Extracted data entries

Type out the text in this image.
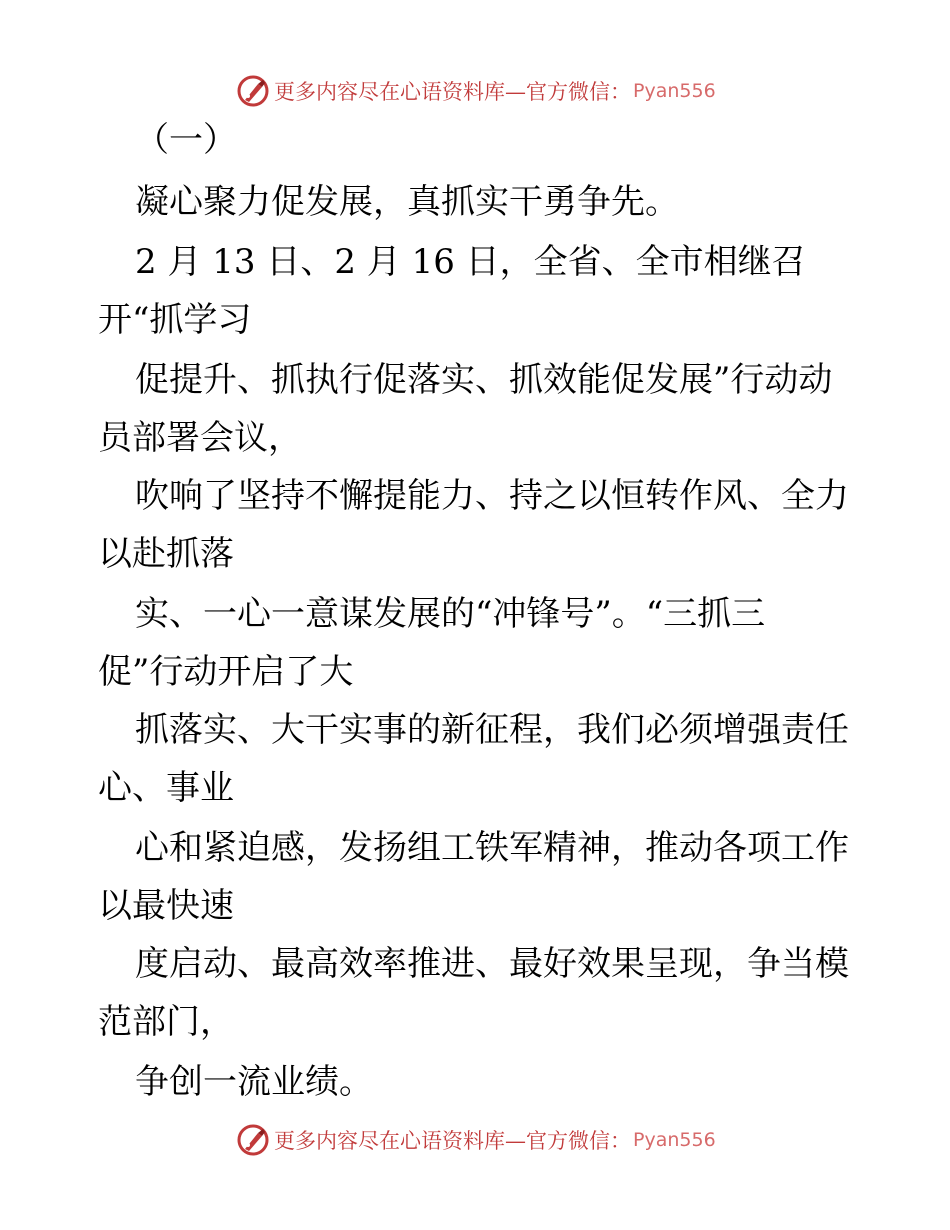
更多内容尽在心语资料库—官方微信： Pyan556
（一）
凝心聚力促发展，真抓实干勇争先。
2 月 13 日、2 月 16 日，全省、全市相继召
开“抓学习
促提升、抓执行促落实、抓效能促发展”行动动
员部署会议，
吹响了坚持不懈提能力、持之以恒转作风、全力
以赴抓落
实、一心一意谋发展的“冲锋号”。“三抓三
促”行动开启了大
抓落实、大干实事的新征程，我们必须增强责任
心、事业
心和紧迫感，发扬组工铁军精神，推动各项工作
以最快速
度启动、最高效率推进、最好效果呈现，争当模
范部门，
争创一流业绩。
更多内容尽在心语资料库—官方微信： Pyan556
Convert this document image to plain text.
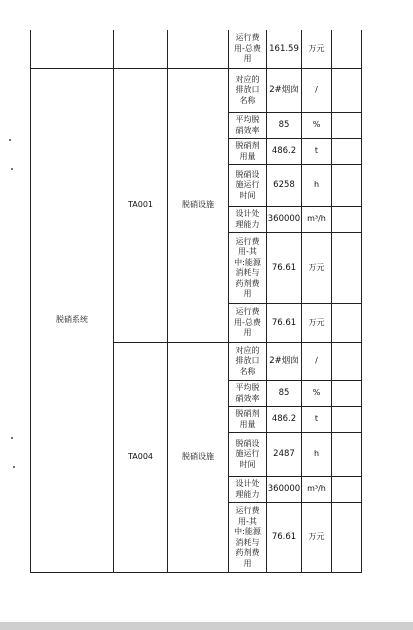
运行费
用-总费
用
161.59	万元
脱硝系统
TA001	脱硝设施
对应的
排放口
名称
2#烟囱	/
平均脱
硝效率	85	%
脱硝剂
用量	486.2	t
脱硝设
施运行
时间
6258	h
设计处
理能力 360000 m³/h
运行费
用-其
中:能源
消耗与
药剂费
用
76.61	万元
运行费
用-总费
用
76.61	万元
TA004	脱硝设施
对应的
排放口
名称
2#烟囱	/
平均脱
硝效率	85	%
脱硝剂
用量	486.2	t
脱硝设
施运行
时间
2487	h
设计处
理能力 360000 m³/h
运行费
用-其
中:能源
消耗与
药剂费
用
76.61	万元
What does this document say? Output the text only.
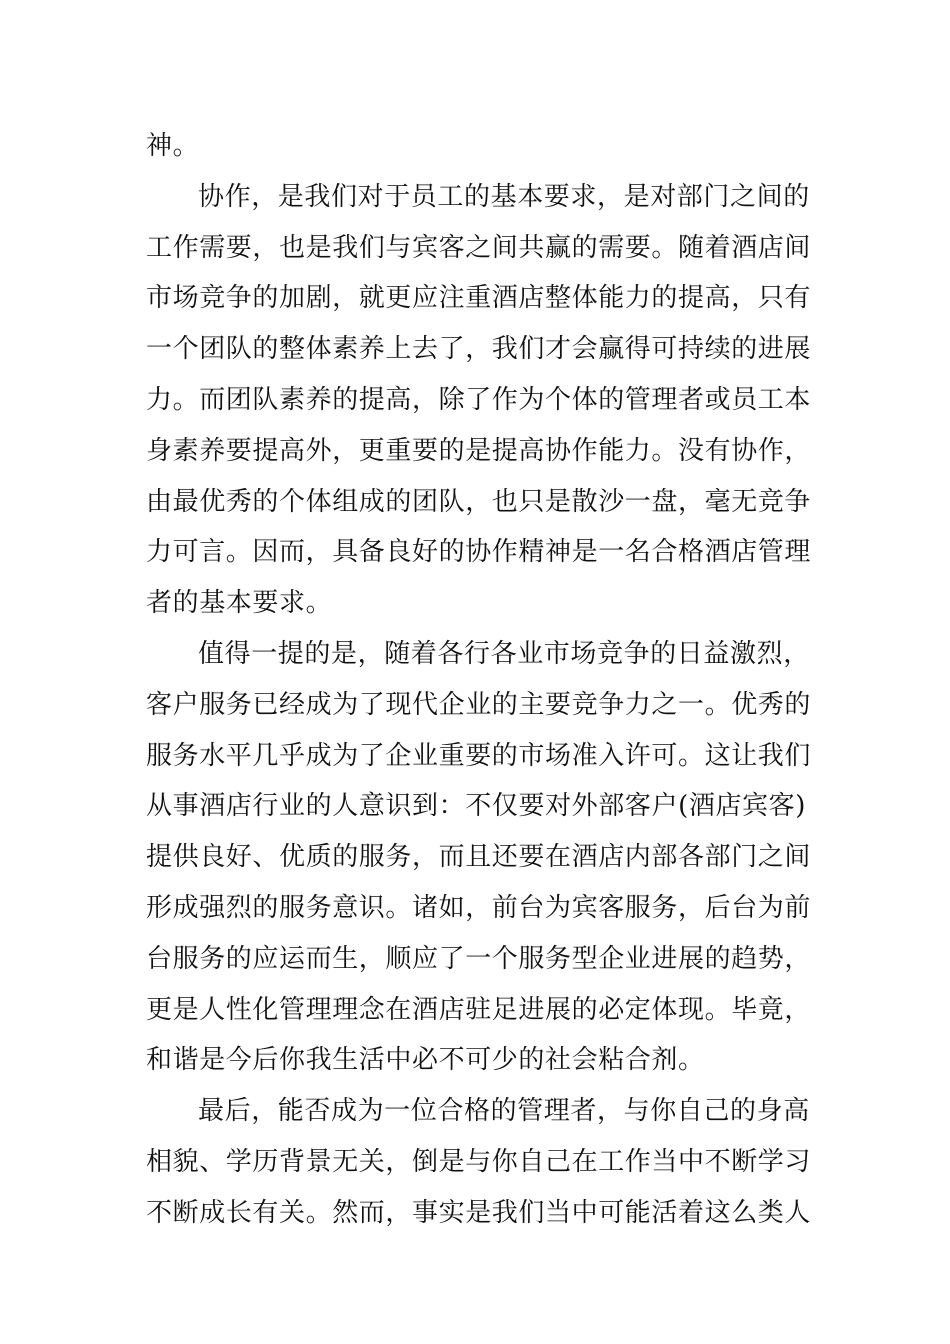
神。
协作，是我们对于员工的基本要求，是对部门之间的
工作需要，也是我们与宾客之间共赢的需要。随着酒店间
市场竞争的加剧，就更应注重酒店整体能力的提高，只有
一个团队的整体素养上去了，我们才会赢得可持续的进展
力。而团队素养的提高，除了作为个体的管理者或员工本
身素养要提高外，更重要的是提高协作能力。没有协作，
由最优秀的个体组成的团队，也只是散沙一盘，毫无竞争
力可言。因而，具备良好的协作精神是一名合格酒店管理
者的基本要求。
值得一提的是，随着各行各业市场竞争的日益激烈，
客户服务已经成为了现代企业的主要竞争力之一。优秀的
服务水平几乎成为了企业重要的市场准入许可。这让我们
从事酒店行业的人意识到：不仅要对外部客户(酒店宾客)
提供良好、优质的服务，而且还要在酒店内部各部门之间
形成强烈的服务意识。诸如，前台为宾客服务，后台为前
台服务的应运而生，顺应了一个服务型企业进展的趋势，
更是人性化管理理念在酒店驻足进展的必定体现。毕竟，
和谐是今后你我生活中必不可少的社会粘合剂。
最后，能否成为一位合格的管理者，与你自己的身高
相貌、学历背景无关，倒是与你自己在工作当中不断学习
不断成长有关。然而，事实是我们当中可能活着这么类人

WHAT TO DO ▸
Copy out all the entries exactly. Images stay out of the copy.

SOLUTION TO THE PROBLEM ▸
Type out the text in this image.
更多内容尽在心语资料库—官方微信： Pyan556
（一）
凝心聚力促发展，真抓实干勇争先。
2 月 13 日、2 月 16 日，全省、全市相继召
开“抓学习
促提升、抓执行促落实、抓效能促发展”行动动
员部署会议，
吹响了坚持不懈提能力、持之以恒转作风、全力
以赴抓落
实、一心一意谋发展的“冲锋号”。“三抓三
促”行动开启了大
抓落实、大干实事的新征程，我们必须增强责任
心、事业
心和紧迫感，发扬组工铁军精神，推动各项工作
以最快速
度启动、最高效率推进、最好效果呈现，争当模
范部门，
争创一流业绩。
更多内容尽在心语资料库—官方微信： Pyan556
Convert this document image to plain text.
运行费
用-总费
用
161.59	万元
脱硝系统
TA001	脱硝设施
对应的
排放口
名称
2#烟囱	/
平均脱
硝效率	85	%
脱硝剂
用量	486.2	t
脱硝设
施运行
时间
6258	h
设计处
理能力 360000 m³/h
运行费
用-其
中:能源
消耗与
药剂费
用
76.61	万元
运行费
用-总费
用
76.61	万元
TA004	脱硝设施
对应的
排放口
名称
2#烟囱	/
平均脱
硝效率	85	%
脱硝剂
用量	486.2	t
脱硝设
施运行
时间
2487	h
设计处
理能力 360000 m³/h
运行费
用-其
中:能源
消耗与
药剂费
用
76.61	万元
What does this document say? Output the text only.
神。
协作，是我们对于员工的基本要求，是对部门之间的
工作需要，也是我们与宾客之间共赢的需要。随着酒店间
市场竞争的加剧，就更应注重酒店整体能力的提高，只有
一个团队的整体素养上去了，我们才会赢得可持续的进展
力。而团队素养的提高，除了作为个体的管理者或员工本
身素养要提高外，更重要的是提高协作能力。没有协作，
由最优秀的个体组成的团队，也只是散沙一盘，毫无竞争
力可言。因而，具备良好的协作精神是一名合格酒店管理
者的基本要求。
值得一提的是，随着各行各业市场竞争的日益激烈，
客户服务已经成为了现代企业的主要竞争力之一。优秀的
服务水平几乎成为了企业重要的市场准入许可。这让我们
从事酒店行业的人意识到：不仅要对外部客户(酒店宾客)
提供良好、优质的服务，而且还要在酒店内部各部门之间
形成强烈的服务意识。诸如，前台为宾客服务，后台为前
台服务的应运而生，顺应了一个服务型企业进展的趋势，
更是人性化管理理念在酒店驻足进展的必定体现。毕竟，
和谐是今后你我生活中必不可少的社会粘合剂。
最后，能否成为一位合格的管理者，与你自己的身高
相貌、学历背景无关，倒是与你自己在工作当中不断学习
不断成长有关。然而，事实是我们当中可能活着这么类人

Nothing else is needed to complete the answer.